Repeat each record below exactly as given.
─── Stored data ───
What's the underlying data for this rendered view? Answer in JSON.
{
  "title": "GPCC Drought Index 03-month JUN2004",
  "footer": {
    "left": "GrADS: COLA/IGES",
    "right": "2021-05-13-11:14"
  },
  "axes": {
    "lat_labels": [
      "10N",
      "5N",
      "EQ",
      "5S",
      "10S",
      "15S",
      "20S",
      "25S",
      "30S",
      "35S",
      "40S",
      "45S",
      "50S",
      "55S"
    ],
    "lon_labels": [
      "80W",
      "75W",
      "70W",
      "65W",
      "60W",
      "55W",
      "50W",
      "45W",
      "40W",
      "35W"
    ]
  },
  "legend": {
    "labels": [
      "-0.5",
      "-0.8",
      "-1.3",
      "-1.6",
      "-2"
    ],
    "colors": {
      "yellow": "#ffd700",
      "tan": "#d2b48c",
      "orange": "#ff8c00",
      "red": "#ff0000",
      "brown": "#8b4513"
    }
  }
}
───
**Result below**:
What's the underlying data for this rendered view? Answer in JSON.
{
  "title": "GPCC Drought Index 03-month JUN2004",
  "footer": {
    "left": "GrADS: COLA/IGES",
    "right": "2021-05-13-11:14"
  },
  "axes": {
    "lat_labels": [
      "10N",
      "5N",
      "EQ",
      "5S",
      "10S",
      "15S",
      "20S",
      "25S",
      "30S",
      "35S",
      "40S",
      "45S",
      "50S",
      "55S"
    ],
    "lon_labels": [
      "80W",
      "75W",
      "70W",
      "65W",
      "60W",
      "55W",
      "50W",
      "45W",
      "40W",
      "35W"
    ]
  },
  "legend": {
    "labels": [
      "-0.5",
      "-0.8",
      "-1.3",
      "-1.6",
      "-2"
    ],
    "colors": {
      "yellow": "#ffd700",
      "tan": "#d2b48c",
      "orange": "#ff8c00",
      "red": "#ff0000",
      "brown": "#8b4513"
    }
  }
}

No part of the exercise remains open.